Raw records:
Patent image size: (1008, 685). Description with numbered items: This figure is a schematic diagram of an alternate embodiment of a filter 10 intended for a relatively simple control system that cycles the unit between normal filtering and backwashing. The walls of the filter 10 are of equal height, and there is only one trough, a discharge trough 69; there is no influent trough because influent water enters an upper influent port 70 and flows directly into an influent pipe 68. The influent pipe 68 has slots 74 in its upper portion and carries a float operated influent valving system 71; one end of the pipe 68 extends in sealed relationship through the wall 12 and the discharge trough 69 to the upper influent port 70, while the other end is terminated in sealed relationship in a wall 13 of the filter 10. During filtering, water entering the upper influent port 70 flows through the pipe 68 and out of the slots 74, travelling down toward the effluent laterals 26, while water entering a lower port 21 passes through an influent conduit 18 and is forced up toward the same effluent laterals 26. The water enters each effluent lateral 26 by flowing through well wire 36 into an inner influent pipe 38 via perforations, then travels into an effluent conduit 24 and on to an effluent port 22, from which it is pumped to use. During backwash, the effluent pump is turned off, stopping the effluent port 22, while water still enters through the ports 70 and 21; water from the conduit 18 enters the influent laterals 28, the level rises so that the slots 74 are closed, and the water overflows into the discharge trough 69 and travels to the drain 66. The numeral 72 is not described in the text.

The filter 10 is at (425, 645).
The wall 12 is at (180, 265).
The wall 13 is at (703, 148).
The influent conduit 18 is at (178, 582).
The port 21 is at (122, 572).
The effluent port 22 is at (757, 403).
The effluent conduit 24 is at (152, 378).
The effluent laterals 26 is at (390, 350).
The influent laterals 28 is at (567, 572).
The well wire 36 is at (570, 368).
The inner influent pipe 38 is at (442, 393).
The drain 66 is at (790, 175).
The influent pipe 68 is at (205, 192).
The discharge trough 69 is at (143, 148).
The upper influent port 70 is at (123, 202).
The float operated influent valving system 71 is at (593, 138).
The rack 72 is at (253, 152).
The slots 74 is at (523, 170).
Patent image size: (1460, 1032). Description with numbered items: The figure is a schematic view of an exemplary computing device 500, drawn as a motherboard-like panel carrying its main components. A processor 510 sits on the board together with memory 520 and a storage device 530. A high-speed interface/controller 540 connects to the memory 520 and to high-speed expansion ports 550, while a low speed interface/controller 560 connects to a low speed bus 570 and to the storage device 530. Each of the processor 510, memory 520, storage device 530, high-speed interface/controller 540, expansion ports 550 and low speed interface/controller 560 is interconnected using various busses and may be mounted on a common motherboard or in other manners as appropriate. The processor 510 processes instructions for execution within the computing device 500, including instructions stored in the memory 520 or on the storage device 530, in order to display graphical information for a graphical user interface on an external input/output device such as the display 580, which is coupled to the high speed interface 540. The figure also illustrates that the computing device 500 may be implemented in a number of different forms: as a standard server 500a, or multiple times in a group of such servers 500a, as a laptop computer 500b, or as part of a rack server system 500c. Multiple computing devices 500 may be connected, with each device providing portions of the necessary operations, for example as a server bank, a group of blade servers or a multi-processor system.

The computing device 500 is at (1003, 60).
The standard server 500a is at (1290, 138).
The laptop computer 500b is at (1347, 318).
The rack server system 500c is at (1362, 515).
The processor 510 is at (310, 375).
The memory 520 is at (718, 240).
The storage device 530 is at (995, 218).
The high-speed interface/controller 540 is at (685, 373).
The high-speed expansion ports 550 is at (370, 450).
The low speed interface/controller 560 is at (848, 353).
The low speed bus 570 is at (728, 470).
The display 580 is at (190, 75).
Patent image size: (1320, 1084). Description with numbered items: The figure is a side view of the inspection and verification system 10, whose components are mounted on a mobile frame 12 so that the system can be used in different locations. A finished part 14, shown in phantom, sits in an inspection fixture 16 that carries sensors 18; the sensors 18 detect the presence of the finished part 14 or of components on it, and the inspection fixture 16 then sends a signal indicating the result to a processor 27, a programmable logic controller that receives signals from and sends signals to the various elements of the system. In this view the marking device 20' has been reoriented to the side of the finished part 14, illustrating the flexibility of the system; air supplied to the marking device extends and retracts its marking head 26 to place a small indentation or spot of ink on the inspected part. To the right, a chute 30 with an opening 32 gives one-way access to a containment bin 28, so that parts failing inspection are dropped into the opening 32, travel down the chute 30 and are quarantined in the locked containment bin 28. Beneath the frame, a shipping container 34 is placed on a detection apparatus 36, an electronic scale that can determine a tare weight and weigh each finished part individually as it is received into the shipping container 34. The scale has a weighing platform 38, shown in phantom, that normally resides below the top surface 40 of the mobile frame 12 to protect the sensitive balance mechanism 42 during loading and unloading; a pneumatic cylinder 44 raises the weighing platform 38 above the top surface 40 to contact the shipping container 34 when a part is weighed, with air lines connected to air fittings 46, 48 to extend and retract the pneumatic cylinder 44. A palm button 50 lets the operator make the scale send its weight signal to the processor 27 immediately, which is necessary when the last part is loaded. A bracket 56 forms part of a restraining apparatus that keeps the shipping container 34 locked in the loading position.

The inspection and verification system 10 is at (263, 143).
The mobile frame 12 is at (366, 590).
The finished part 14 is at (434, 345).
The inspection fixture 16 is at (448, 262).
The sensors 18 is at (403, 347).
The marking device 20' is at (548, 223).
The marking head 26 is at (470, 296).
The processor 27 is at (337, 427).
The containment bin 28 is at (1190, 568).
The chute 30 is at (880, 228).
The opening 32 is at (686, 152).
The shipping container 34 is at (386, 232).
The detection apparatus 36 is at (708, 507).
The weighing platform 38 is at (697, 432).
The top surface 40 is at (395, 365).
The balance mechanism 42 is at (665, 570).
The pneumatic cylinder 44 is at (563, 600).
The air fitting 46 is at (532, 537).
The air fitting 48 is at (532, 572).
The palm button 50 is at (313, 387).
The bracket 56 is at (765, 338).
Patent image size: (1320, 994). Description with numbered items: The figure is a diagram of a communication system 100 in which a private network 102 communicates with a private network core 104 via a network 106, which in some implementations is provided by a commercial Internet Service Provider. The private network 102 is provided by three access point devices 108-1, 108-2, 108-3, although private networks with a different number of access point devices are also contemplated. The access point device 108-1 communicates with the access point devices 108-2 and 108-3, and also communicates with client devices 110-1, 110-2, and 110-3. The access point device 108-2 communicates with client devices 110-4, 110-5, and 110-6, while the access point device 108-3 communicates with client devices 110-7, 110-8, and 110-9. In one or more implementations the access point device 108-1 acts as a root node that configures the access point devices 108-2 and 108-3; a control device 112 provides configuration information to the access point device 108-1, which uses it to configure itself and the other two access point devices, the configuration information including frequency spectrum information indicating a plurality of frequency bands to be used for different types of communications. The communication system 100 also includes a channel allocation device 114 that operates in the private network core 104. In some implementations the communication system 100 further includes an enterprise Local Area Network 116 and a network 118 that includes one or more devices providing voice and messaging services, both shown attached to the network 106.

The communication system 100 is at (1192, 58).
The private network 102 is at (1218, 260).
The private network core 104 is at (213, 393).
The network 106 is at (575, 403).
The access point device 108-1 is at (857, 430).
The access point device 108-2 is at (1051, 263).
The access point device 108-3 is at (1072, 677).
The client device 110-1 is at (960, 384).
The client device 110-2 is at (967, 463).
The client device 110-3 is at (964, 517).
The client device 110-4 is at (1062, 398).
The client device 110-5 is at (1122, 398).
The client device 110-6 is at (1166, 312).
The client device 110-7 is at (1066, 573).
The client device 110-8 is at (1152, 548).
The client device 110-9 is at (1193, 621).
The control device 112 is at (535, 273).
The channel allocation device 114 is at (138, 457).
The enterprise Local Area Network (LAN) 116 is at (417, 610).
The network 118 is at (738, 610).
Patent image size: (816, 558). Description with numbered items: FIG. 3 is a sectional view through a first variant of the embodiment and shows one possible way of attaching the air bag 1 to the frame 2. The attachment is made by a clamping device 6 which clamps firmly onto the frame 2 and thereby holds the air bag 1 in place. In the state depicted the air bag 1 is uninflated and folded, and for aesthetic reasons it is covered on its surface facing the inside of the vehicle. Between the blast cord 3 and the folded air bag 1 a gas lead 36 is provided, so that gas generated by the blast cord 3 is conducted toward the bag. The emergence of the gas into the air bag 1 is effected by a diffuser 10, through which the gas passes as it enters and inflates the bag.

_WHAT IS BEING ASKED:_
Copy the rows above verbatim, from the line with "Patent image size: (1460, 1032)." up to and including the line with "The storage device 530 is at (995, 218).".

_THE SOLUTION:_
Patent image size: (1460, 1032). Description with numbered items: The figure is a schematic view of an exemplary computing device 500, drawn as a motherboard-like panel carrying its main components. A processor 510 sits on the board together with memory 520 and a storage device 530. A high-speed interface/controller 540 connects to the memory 520 and to high-speed expansion ports 550, while a low speed interface/controller 560 connects to a low speed bus 570 and to the storage device 530. Each of the processor 510, memory 520, storage device 530, high-speed interface/controller 540, expansion ports 550 and low speed interface/controller 560 is interconnected using various busses and may be mounted on a common motherboard or in other manners as appropriate. The processor 510 processes instructions for execution within the computing device 500, including instructions stored in the memory 520 or on the storage device 530, in order to display graphical information for a graphical user interface on an external input/output device such as the display 580, which is coupled to the high speed interface 540. The figure also illustrates that the computing device 500 may be implemented in a number of different forms: as a standard server 500a, or multiple times in a group of such servers 500a, as a laptop computer 500b, or as part of a rack server system 500c. Multiple computing devices 500 may be connected, with each device providing portions of the necessary operations, for example as a server bank, a group of blade servers or a multi-processor system.

The computing device 500 is at (1003, 60).
The standard server 500a is at (1290, 138).
The laptop computer 500b is at (1347, 318).
The rack server system 500c is at (1362, 515).
The processor 510 is at (310, 375).
The memory 520 is at (718, 240).
The storage device 530 is at (995, 218).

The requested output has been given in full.